Please return the full listing below without altering anything.
※ ※ ※
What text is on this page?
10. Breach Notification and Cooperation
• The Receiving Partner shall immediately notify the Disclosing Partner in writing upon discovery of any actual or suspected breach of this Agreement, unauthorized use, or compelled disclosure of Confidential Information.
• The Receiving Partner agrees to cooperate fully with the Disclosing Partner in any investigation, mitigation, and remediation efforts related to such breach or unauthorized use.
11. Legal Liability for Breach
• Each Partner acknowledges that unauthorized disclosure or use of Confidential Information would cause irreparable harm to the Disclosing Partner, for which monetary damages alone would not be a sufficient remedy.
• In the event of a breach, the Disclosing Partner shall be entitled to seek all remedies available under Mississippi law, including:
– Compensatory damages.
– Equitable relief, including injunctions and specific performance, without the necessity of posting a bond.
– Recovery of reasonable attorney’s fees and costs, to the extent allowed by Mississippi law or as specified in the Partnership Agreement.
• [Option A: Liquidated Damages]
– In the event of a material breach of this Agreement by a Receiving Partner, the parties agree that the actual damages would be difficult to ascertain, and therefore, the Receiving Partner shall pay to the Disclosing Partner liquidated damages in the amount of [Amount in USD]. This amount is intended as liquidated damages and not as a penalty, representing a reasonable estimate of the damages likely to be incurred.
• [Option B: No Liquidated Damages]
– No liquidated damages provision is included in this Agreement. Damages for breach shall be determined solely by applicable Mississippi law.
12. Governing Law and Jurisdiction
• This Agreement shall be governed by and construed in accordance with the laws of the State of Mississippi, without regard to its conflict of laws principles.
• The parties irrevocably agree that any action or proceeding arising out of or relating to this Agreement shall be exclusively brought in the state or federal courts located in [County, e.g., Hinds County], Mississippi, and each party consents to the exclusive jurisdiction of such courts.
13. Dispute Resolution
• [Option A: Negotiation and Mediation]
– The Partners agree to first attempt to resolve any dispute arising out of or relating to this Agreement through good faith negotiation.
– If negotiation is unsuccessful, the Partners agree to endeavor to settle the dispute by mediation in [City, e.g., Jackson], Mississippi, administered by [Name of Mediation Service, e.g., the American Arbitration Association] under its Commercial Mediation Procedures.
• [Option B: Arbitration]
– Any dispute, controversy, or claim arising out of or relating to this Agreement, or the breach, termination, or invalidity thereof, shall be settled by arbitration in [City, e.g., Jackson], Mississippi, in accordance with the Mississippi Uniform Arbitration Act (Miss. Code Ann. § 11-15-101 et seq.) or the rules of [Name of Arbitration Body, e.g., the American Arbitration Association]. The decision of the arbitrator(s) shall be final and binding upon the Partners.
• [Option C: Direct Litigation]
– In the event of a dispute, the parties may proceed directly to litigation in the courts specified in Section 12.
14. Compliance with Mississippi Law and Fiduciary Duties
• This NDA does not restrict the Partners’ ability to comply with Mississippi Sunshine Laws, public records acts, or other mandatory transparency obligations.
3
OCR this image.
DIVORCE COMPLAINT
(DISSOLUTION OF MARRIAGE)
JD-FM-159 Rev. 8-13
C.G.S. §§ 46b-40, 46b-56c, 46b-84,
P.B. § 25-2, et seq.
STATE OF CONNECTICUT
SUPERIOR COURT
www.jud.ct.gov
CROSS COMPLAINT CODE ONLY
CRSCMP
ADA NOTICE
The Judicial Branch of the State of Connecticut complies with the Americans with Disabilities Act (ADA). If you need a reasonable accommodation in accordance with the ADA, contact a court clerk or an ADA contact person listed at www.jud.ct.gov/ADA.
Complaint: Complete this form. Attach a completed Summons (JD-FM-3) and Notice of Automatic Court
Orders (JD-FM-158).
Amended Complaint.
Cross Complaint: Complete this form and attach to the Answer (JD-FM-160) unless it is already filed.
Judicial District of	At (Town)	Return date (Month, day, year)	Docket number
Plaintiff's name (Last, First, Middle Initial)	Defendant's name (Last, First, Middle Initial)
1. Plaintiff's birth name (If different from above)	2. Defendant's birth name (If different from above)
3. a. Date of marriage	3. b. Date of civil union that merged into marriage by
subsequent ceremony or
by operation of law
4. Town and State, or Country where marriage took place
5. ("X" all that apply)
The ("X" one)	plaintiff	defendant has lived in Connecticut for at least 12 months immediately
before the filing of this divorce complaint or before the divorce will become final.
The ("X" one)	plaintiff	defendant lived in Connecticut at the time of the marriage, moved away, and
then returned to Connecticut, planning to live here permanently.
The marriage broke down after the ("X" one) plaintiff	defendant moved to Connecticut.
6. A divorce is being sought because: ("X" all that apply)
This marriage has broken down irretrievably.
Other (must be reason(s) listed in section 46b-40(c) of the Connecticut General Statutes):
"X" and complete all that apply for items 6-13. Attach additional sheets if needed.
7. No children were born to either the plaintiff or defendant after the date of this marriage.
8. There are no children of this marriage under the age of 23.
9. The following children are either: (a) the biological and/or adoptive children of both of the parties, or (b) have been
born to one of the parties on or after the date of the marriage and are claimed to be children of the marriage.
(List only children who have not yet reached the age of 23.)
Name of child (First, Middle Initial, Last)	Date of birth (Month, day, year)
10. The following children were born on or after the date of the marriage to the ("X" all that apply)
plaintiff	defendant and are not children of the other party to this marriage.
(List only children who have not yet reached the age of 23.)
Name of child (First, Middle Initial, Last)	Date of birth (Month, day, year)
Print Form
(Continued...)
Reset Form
※ ※ ※
Task solution -
What text is on this page?
10. Breach Notification and Cooperation
• The Receiving Partner shall immediately notify the Disclosing Partner in writing upon discovery of any actual or suspected breach of this Agreement, unauthorized use, or compelled disclosure of Confidential Information.
• The Receiving Partner agrees to cooperate fully with the Disclosing Partner in any investigation, mitigation, and remediation efforts related to such breach or unauthorized use.
11. Legal Liability for Breach
• Each Partner acknowledges that unauthorized disclosure or use of Confidential Information would cause irreparable harm to the Disclosing Partner, for which monetary damages alone would not be a sufficient remedy.
• In the event of a breach, the Disclosing Partner shall be entitled to seek all remedies available under Mississippi law, including:
– Compensatory damages.
– Equitable relief, including injunctions and specific performance, without the necessity of posting a bond.
– Recovery of reasonable attorney’s fees and costs, to the extent allowed by Mississippi law or as specified in the Partnership Agreement.
• [Option A: Liquidated Damages]
– In the event of a material breach of this Agreement by a Receiving Partner, the parties agree that the actual damages would be difficult to ascertain, and therefore, the Receiving Partner shall pay to the Disclosing Partner liquidated damages in the amount of [Amount in USD]. This amount is intended as liquidated damages and not as a penalty, representing a reasonable estimate of the damages likely to be incurred.
• [Option B: No Liquidated Damages]
– No liquidated damages provision is included in this Agreement. Damages for breach shall be determined solely by applicable Mississippi law.
12. Governing Law and Jurisdiction
• This Agreement shall be governed by and construed in accordance with the laws of the State of Mississippi, without regard to its conflict of laws principles.
• The parties irrevocably agree that any action or proceeding arising out of or relating to this Agreement shall be exclusively brought in the state or federal courts located in [County, e.g., Hinds County], Mississippi, and each party consents to the exclusive jurisdiction of such courts.
13. Dispute Resolution
• [Option A: Negotiation and Mediation]
– The Partners agree to first attempt to resolve any dispute arising out of or relating to this Agreement through good faith negotiation.
– If negotiation is unsuccessful, the Partners agree to endeavor to settle the dispute by mediation in [City, e.g., Jackson], Mississippi, administered by [Name of Mediation Service, e.g., the American Arbitration Association] under its Commercial Mediation Procedures.
• [Option B: Arbitration]
– Any dispute, controversy, or claim arising out of or relating to this Agreement, or the breach, termination, or invalidity thereof, shall be settled by arbitration in [City, e.g., Jackson], Mississippi, in accordance with the Mississippi Uniform Arbitration Act (Miss. Code Ann. § 11-15-101 et seq.) or the rules of [Name of Arbitration Body, e.g., the American Arbitration Association]. The decision of the arbitrator(s) shall be final and binding upon the Partners.
• [Option C: Direct Litigation]
– In the event of a dispute, the parties may proceed directly to litigation in the courts specified in Section 12.
14. Compliance with Mississippi Law and Fiduciary Duties
• This NDA does not restrict the Partners’ ability to comply with Mississippi Sunshine Laws, public records acts, or other mandatory transparency obligations.
3
OCR this image.
DIVORCE COMPLAINT
(DISSOLUTION OF MARRIAGE)
JD-FM-159 Rev. 8-13
C.G.S. §§ 46b-40, 46b-56c, 46b-84,
P.B. § 25-2, et seq.
STATE OF CONNECTICUT
SUPERIOR COURT
www.jud.ct.gov
CROSS COMPLAINT CODE ONLY
CRSCMP
ADA NOTICE
The Judicial Branch of the State of Connecticut complies with the Americans with Disabilities Act (ADA). If you need a reasonable accommodation in accordance with the ADA, contact a court clerk or an ADA contact person listed at www.jud.ct.gov/ADA.
Complaint: Complete this form. Attach a completed Summons (JD-FM-3) and Notice of Automatic Court
Orders (JD-FM-158).
Amended Complaint.
Cross Complaint: Complete this form and attach to the Answer (JD-FM-160) unless it is already filed.
Judicial District of	At (Town)	Return date (Month, day, year)	Docket number
Plaintiff's name (Last, First, Middle Initial)	Defendant's name (Last, First, Middle Initial)
1. Plaintiff's birth name (If different from above)	2. Defendant's birth name (If different from above)
3. a. Date of marriage	3. b. Date of civil union that merged into marriage by
subsequent ceremony or
by operation of law
4. Town and State, or Country where marriage took place
5. ("X" all that apply)
The ("X" one)	plaintiff	defendant has lived in Connecticut for at least 12 months immediately
before the filing of this divorce complaint or before the divorce will become final.
The ("X" one)	plaintiff	defendant lived in Connecticut at the time of the marriage, moved away, and
then returned to Connecticut, planning to live here permanently.
The marriage broke down after the ("X" one) plaintiff	defendant moved to Connecticut.
6. A divorce is being sought because: ("X" all that apply)
This marriage has broken down irretrievably.
Other (must be reason(s) listed in section 46b-40(c) of the Connecticut General Statutes):
"X" and complete all that apply for items 6-13. Attach additional sheets if needed.
7. No children were born to either the plaintiff or defendant after the date of this marriage.
8. There are no children of this marriage under the age of 23.
9. The following children are either: (a) the biological and/or adoptive children of both of the parties, or (b) have been
born to one of the parties on or after the date of the marriage and are claimed to be children of the marriage.
(List only children who have not yet reached the age of 23.)
Name of child (First, Middle Initial, Last)	Date of birth (Month, day, year)
10. The following children were born on or after the date of the marriage to the ("X" all that apply)
plaintiff	defendant and are not children of the other party to this marriage.
(List only children who have not yet reached the age of 23.)
Name of child (First, Middle Initial, Last)	Date of birth (Month, day, year)
Print Form
(Continued...)
Reset Form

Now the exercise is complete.